### PROMPT
Return word for word the lines running from the start of the records through the line that contains "start-button-highlight [1114, 938, 1457, 1029]", with both the first line and that line included.

[Items drawn from a data source]
■ ■ ■

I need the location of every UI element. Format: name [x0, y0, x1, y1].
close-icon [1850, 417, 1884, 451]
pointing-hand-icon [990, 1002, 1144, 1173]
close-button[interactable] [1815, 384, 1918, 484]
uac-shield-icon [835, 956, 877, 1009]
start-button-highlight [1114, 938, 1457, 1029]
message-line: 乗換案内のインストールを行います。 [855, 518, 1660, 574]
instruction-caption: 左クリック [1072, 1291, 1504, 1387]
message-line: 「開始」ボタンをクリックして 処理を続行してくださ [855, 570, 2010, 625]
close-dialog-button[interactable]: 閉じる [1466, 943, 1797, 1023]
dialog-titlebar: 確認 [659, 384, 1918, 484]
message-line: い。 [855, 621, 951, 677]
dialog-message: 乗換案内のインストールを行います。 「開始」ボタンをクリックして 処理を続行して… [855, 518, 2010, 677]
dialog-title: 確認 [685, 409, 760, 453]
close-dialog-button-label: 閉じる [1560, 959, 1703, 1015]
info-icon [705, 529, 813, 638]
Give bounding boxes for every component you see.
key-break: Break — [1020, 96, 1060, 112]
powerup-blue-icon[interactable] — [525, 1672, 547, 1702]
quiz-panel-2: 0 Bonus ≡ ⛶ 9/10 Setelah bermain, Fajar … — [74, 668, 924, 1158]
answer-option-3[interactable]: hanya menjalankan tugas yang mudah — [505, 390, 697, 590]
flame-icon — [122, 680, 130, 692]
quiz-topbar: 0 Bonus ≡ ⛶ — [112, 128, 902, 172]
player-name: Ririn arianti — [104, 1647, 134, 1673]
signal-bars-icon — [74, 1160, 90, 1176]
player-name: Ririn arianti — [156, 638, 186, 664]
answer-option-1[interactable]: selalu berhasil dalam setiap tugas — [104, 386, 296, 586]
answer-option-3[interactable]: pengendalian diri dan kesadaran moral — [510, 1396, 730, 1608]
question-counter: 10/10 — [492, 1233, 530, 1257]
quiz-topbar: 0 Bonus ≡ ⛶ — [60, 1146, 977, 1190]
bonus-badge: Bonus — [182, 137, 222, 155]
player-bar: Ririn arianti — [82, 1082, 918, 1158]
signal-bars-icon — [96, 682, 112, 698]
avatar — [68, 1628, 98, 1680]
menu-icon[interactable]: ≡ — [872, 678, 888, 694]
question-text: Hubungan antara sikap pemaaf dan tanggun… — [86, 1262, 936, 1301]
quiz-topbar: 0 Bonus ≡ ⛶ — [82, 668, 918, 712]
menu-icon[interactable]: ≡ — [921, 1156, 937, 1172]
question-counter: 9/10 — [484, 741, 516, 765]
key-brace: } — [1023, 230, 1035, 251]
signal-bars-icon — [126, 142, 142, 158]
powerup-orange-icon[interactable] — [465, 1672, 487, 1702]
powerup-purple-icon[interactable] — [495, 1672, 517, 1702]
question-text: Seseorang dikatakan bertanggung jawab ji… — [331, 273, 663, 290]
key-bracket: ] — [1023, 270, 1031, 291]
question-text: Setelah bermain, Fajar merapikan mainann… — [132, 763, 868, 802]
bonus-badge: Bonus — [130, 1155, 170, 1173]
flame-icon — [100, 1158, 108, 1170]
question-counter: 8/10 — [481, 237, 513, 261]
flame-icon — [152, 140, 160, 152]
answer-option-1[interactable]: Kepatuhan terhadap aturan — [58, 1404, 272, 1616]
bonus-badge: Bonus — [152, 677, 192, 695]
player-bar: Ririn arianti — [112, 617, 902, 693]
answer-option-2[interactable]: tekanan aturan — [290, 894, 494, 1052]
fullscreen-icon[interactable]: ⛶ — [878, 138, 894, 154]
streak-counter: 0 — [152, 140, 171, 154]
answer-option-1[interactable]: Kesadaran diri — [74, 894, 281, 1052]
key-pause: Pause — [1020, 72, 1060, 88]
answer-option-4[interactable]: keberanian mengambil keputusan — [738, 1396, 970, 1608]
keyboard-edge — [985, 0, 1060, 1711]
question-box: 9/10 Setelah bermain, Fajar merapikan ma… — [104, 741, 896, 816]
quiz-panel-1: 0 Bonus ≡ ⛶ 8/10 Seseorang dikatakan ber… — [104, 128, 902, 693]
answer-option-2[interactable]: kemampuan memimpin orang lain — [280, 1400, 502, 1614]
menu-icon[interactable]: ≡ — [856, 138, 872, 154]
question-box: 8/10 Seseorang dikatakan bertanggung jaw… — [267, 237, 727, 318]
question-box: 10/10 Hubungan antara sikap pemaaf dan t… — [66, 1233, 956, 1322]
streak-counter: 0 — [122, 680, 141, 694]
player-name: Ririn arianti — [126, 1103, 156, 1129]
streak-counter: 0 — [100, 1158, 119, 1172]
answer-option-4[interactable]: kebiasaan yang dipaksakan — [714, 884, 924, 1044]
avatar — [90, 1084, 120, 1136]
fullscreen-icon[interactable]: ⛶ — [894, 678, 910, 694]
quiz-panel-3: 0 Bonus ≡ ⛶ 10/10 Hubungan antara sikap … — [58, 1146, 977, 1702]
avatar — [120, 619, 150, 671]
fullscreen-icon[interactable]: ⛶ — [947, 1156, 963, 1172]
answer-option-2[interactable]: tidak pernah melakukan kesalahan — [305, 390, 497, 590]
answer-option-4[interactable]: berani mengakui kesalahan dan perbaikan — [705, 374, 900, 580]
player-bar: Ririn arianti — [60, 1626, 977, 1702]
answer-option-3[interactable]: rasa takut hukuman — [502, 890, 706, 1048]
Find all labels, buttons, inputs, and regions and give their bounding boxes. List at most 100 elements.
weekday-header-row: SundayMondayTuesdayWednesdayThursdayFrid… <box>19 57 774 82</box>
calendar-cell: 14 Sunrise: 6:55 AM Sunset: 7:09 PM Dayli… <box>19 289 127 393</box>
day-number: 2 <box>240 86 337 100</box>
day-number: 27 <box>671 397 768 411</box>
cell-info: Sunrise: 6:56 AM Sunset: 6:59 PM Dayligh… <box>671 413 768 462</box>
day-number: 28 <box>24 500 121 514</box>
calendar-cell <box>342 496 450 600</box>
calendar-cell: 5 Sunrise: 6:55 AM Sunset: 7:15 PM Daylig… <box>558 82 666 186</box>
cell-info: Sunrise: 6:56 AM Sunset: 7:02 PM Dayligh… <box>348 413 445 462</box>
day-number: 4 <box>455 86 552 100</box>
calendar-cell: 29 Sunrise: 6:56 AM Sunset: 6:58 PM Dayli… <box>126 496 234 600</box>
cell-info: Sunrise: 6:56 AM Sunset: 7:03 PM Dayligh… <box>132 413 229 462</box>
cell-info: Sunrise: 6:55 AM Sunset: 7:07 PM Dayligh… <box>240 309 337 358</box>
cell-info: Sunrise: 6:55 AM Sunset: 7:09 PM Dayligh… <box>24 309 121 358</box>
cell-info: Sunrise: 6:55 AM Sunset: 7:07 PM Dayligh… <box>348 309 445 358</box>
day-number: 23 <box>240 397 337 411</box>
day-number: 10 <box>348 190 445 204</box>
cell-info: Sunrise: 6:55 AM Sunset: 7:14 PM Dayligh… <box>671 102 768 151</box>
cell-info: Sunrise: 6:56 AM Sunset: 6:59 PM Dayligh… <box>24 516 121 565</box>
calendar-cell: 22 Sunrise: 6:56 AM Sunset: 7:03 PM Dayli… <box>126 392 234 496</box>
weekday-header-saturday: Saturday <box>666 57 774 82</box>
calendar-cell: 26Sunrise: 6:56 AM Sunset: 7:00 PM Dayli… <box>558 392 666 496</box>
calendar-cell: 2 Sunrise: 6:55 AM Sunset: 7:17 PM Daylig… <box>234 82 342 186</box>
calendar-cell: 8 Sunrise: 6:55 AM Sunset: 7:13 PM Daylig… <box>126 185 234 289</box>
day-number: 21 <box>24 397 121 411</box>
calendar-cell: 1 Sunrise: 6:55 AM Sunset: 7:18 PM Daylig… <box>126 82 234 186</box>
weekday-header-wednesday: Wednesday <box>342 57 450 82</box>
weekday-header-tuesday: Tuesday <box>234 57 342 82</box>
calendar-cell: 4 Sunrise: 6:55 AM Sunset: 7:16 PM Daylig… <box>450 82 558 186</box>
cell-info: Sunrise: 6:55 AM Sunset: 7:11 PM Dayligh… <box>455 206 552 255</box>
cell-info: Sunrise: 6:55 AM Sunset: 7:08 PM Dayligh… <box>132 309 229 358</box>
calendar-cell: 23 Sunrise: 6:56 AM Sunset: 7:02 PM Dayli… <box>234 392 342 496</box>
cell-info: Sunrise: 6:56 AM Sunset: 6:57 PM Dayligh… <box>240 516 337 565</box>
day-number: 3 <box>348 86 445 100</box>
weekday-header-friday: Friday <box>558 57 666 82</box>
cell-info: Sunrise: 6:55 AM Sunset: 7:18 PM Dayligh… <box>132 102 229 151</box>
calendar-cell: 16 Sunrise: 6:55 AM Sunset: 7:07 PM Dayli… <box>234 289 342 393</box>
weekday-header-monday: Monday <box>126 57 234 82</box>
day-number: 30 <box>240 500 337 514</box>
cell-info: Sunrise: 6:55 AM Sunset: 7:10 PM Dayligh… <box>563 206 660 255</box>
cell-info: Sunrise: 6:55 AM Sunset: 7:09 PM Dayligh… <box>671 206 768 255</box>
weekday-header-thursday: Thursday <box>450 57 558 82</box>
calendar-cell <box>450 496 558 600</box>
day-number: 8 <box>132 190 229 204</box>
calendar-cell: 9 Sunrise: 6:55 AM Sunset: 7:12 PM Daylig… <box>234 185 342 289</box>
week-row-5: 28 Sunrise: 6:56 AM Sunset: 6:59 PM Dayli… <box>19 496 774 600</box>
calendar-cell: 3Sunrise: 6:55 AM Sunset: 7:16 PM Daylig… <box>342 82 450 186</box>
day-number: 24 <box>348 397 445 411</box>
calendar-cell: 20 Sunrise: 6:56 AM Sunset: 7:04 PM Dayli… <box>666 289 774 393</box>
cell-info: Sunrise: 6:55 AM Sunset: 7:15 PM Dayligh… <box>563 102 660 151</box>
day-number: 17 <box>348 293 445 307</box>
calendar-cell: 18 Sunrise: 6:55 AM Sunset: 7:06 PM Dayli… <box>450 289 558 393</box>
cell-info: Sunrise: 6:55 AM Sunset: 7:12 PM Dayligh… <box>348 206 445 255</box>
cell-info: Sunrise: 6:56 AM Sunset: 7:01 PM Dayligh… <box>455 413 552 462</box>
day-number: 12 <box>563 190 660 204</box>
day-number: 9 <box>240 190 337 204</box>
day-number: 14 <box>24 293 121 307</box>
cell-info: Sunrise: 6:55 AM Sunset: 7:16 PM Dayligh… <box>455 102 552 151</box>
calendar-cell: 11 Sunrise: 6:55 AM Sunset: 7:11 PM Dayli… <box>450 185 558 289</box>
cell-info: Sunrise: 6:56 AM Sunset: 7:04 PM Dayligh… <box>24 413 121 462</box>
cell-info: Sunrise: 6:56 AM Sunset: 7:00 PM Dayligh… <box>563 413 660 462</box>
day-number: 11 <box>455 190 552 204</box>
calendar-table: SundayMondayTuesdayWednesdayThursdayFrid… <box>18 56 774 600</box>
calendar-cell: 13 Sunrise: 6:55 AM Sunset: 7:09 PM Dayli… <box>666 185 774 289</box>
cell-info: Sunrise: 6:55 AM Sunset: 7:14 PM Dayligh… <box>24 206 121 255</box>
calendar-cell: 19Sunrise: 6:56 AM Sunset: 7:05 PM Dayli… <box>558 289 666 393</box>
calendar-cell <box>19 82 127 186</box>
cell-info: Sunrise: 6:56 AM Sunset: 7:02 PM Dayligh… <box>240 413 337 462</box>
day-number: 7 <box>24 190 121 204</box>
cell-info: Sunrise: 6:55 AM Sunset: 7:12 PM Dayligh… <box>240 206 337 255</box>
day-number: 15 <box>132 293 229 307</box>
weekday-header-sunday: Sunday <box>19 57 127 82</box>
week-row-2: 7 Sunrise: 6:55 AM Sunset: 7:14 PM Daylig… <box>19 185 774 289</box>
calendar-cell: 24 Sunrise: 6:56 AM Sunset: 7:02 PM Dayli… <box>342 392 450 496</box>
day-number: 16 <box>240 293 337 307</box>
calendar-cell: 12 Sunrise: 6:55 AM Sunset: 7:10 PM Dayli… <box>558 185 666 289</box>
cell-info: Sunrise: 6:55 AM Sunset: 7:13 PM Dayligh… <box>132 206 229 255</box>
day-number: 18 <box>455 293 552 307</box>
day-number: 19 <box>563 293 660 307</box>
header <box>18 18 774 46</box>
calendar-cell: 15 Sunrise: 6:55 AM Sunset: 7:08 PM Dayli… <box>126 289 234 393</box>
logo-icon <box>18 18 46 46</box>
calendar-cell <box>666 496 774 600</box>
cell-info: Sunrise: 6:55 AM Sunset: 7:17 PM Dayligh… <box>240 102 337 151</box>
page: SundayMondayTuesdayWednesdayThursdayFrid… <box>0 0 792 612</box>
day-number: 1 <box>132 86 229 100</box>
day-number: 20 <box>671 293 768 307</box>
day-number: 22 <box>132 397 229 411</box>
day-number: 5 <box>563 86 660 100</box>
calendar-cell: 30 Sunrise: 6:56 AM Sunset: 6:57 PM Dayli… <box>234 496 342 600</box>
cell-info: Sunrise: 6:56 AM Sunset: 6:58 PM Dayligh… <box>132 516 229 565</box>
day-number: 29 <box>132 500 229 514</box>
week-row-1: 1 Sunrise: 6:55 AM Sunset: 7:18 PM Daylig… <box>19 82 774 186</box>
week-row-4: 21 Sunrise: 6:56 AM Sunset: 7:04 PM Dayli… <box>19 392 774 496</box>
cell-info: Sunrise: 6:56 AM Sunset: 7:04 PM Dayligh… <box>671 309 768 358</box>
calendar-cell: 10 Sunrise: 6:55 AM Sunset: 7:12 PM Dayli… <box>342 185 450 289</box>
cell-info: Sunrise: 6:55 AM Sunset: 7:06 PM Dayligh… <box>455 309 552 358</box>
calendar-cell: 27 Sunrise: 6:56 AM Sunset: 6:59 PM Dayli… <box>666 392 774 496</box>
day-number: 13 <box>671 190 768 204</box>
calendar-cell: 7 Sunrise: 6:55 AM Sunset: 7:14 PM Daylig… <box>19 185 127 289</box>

■ ■ ■

### REPLY
I need the location of every UI element. Format: name [x0, y0, x1, y1].
close-icon [1850, 417, 1884, 451]
pointing-hand-icon [990, 1002, 1144, 1173]
close-button[interactable] [1815, 384, 1918, 484]
uac-shield-icon [835, 956, 877, 1009]
start-button-highlight [1114, 938, 1457, 1029]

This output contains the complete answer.